— Start Passage —
Most recently, we reported that N-unsubstituted imines could be generated from various alkyl azides by the use of diruthenium catalyst 1 under fluorescent light conditions.^8,9 We also discovered that homoallylic amines could be generated in a one-pot manner by combining this catalytic imine generation with allylic boronate esters. Based upon this report, we anticipated that the treatment of alkyl azides with allenylmetal species in the presence of diruthenium catalyst could provide primary homopropargylic amines with no need of protective groups. It should be noted that N-unsubstituted imines could be alternatively prepared from carbonyl precursors^10a by the condensation with excess basic ammonia or from alkyl cyanides by the in situ reaction with strong reducing agents.^10b However, synthesis of homopropargylic amines relying on this process remains unknown, to our best knowledge.¹¹

Scheme 1 Ru-catalyzed synthesis of homopropargylic amines via N-unsubstituted imines.
— End Passage —
— Start Provided information —
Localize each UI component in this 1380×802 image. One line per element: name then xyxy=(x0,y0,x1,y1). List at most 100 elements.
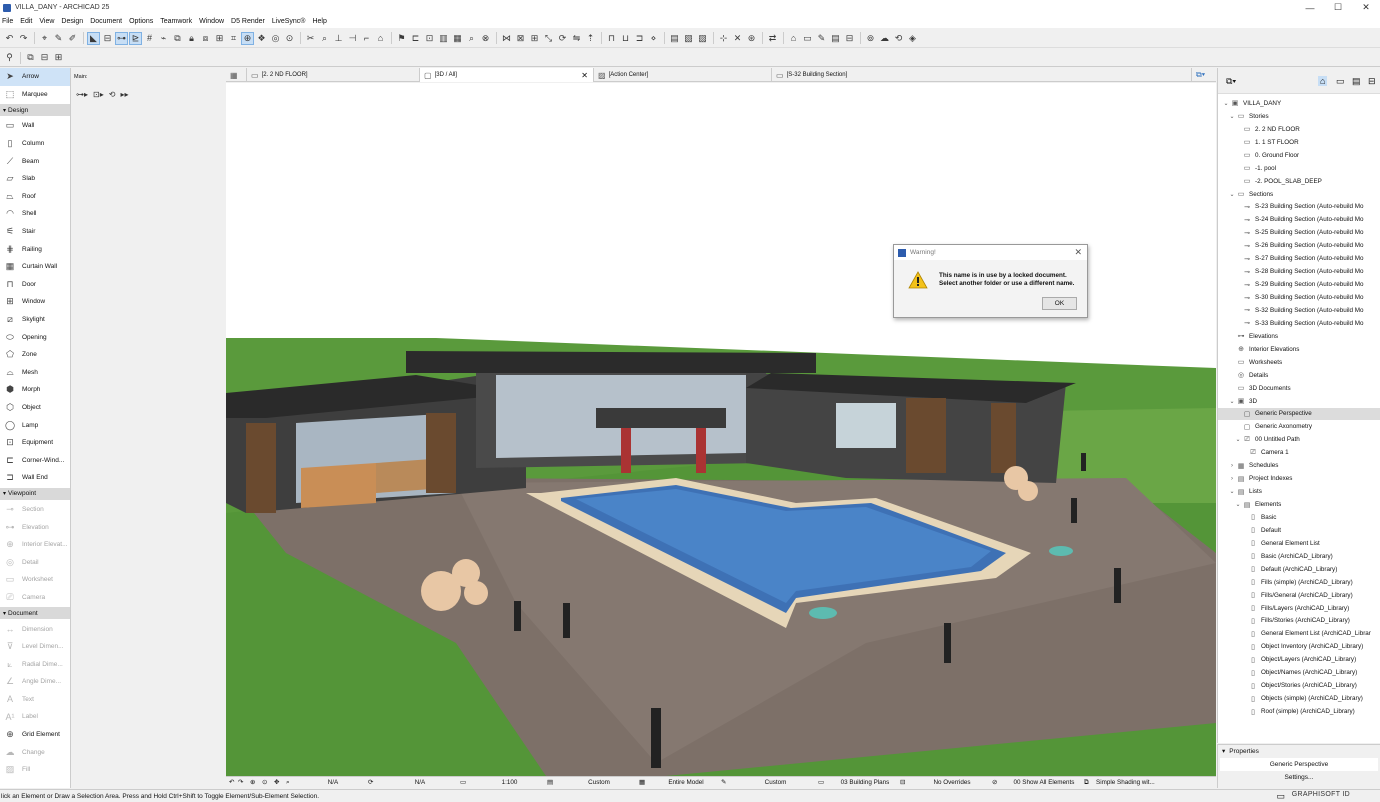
properties-header[interactable]: ▾ Properties xyxy=(1218,745,1380,757)
tool-detail[interactable]: ◎ Detail xyxy=(0,553,70,571)
publish-icon[interactable]: ⊡ xyxy=(423,32,436,45)
grid-snap-icon[interactable]: # xyxy=(143,32,156,45)
navigator-item[interactable]: ▢ Generic Perspective xyxy=(1218,407,1380,421)
menu-teamwork[interactable]: Teamwork xyxy=(160,18,192,25)
resize-icon[interactable]: ⊞ xyxy=(528,32,541,45)
sync-icon[interactable]: ⟲ xyxy=(892,32,905,45)
tool-curtain-wall[interactable]: ▦ Curtain Wall xyxy=(0,258,70,276)
zoom-area-icon[interactable]: ⌕ xyxy=(286,779,298,787)
inject-icon[interactable]: ✐ xyxy=(66,32,79,45)
navigator-item[interactable]: ▯ Fills/Layers (ArchiCAD_Library) xyxy=(1218,602,1380,615)
navigator-item[interactable]: ▯ General Element List xyxy=(1218,537,1380,550)
navigator-item[interactable]: ▯ Objects (simple) (ArchiCAD_Library) xyxy=(1218,692,1380,705)
navigator-item[interactable]: ▭ Worksheets xyxy=(1218,356,1380,369)
navigator-item[interactable]: ⌄ ▤ Elements xyxy=(1218,498,1380,511)
shading-icon[interactable]: ⧉ xyxy=(1084,779,1096,787)
search-icon[interactable]: ⌕ xyxy=(465,32,478,45)
snap-points-icon[interactable]: ⊵ xyxy=(129,31,142,45)
tool-worksheet[interactable]: ▭ Worksheet xyxy=(0,571,70,589)
flag-icon[interactable]: ⚑ xyxy=(395,32,408,45)
navigator-item[interactable]: › ▤ Project Indexes xyxy=(1218,472,1380,485)
tool-arrow[interactable]: ➤ Arrow xyxy=(0,68,70,86)
tab-menu-icon[interactable]: ⧉▾ xyxy=(1192,68,1216,82)
tool-fill[interactable]: ▨ Fill xyxy=(0,761,70,779)
tool-zone[interactable]: ⬠ Zone xyxy=(0,346,70,364)
navigator-item[interactable]: ▭ -1. pool xyxy=(1218,162,1380,175)
tool-camera[interactable]: ⎚ Camera xyxy=(0,589,70,607)
display-icon[interactable]: ▭ xyxy=(1276,791,1285,802)
navigator-item[interactable]: ⊸ S-29 Building Section (Auto-rebuild Mo xyxy=(1218,278,1380,291)
mvo-value[interactable]: 03 Building Plans xyxy=(830,779,900,786)
align-icon[interactable]: ▤ xyxy=(668,32,681,45)
bar-chart-icon[interactable]: ▥ xyxy=(437,32,450,45)
navigator-item[interactable]: ▯ Object/Names (ArchiCAD_Library) xyxy=(1218,666,1380,679)
layer-combination-value[interactable]: Custom xyxy=(559,779,639,786)
lock-icon[interactable]: 🔒︎ xyxy=(185,32,198,45)
trim-icon[interactable]: ⊔ xyxy=(619,32,632,45)
view-rotation-value[interactable]: N/A xyxy=(380,779,460,786)
explore-icon[interactable]: ⊙ xyxy=(283,32,296,45)
tool-change[interactable]: ☁ Change xyxy=(0,743,70,761)
tool-railing[interactable]: ⋕ Railing xyxy=(0,240,70,258)
paste-icon[interactable]: ⊟ xyxy=(38,51,51,64)
teamwork-icon[interactable]: ⇄ xyxy=(766,32,779,45)
scale-value[interactable]: 1:100 xyxy=(472,779,547,786)
tool-text[interactable]: A Text xyxy=(0,691,70,709)
chevron-down-icon[interactable]: ⌄ xyxy=(1234,501,1242,508)
arrow-select-icon[interactable]: ◣ xyxy=(87,31,100,45)
graphic-overrides-value[interactable]: No Overrides xyxy=(912,779,992,786)
magic-wand-icon[interactable]: ⌁ xyxy=(157,32,170,45)
order-icon[interactable]: ▨ xyxy=(696,32,709,45)
tool-shell[interactable]: ◠ Shell xyxy=(0,205,70,223)
cursor-settings-icon[interactable]: ▸▸ xyxy=(120,90,128,99)
edit-icon[interactable]: ✎ xyxy=(815,32,828,45)
tool-roof[interactable]: ⏢ Roof xyxy=(0,188,70,206)
zoom-icon[interactable]: ⌕ xyxy=(318,32,331,45)
navigator-item[interactable]: ▭ 3D Documents xyxy=(1218,382,1380,395)
navigator-item[interactable]: ⊸ S-28 Building Section (Auto-rebuild Mo xyxy=(1218,265,1380,278)
tool-equipment[interactable]: ⊡ Equipment xyxy=(0,434,70,452)
group-icon[interactable]: ⧈ xyxy=(199,32,212,45)
ok-button[interactable]: OK xyxy=(1042,297,1077,310)
navigator-item[interactable]: ▭ -2. POOL_SLAB_DEEP xyxy=(1218,175,1380,188)
orbit-icon[interactable]: ◎ xyxy=(269,32,282,45)
menu-file[interactable]: File xyxy=(2,18,13,25)
tool-wall-end[interactable]: ⊐ Wall End xyxy=(0,469,70,487)
navigator-item[interactable]: ▯ Fills (simple) (ArchiCAD_Library) xyxy=(1218,576,1380,589)
tool-angle-dime[interactable]: ∠ Angle Dime... xyxy=(0,673,70,691)
navigator-item[interactable]: ⎚ Camera 1 xyxy=(1218,446,1380,459)
document-section-header[interactable]: Document xyxy=(0,607,70,620)
chevron-right-icon[interactable]: › xyxy=(1228,463,1236,469)
trace-icon[interactable]: ⧉ xyxy=(171,32,184,45)
tool-label[interactable]: A¹ Label xyxy=(0,708,70,726)
redo-icon[interactable]: ↷ xyxy=(17,32,30,45)
dialog-close-icon[interactable]: ✕ xyxy=(1074,247,1082,258)
design-section-header[interactable]: Design xyxy=(0,104,70,117)
fillet-icon[interactable]: ⌐ xyxy=(360,32,373,45)
menu-d5-render[interactable]: D5 Render xyxy=(231,18,265,25)
organizer-icon[interactable]: ▤ xyxy=(829,32,842,45)
renovation-filter-value[interactable]: 00 Show All Elements xyxy=(1004,779,1084,786)
rotate-icon[interactable]: ⟳ xyxy=(556,32,569,45)
multiply-icon[interactable]: ✕ xyxy=(731,32,744,45)
navigator-item[interactable]: ⌄ ⎚ 00 Untitled Path xyxy=(1218,433,1380,446)
navigator-item[interactable]: ▯ Object/Stories (ArchiCAD_Library) xyxy=(1218,679,1380,692)
navigator-menu-icon[interactable]: ⧉▾ xyxy=(1226,76,1236,87)
navigator-item[interactable]: ⊸ S-23 Building Section (Auto-rebuild Mo xyxy=(1218,201,1380,214)
chevron-right-icon[interactable]: › xyxy=(1228,476,1236,482)
model-filter-value[interactable]: Entire Model xyxy=(651,779,721,786)
tool-skylight[interactable]: ⧄ Skylight xyxy=(0,311,70,329)
shading-value[interactable]: Simple Shading wit... xyxy=(1096,779,1176,786)
adjust-elements-icon[interactable]: ⊐ xyxy=(633,32,646,45)
viewpoint-section-header[interactable]: Viewpoint xyxy=(0,487,70,500)
stretch-icon[interactable]: ⊠ xyxy=(514,32,527,45)
chevron-down-icon[interactable]: ⌄ xyxy=(1228,488,1236,495)
tab-overview-icon[interactable]: ▦ xyxy=(226,68,247,82)
3d-viewport[interactable] xyxy=(226,83,1216,776)
navigator-item[interactable]: ⊸ S-32 Building Section (Auto-rebuild Mo xyxy=(1218,304,1380,317)
elevate-icon[interactable]: ⇡ xyxy=(584,32,597,45)
navigator-item[interactable]: ▯ Fills/Stories (ArchiCAD_Library) xyxy=(1218,615,1380,628)
navigator-item[interactable]: ▭ 0. Ground Floor xyxy=(1218,149,1380,162)
tool-column[interactable]: ▯ Column xyxy=(0,135,70,153)
tool-interior-elevat[interactable]: ⊕ Interior Elevat... xyxy=(0,536,70,554)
— End Provided information —
> [Set exercise 1]:
In the passage on homopropargylic amine synthesis, what was used to generate N-unsubstituted imines from alkyl azides?
> [Set exercise 2]:
Count the lines of the records that contain the word "header". Give only the number.

> [Worked answer 1]:
Diruthenium catalyst 1 under fluorescent light conditions.

> [Worked answer 2]:
4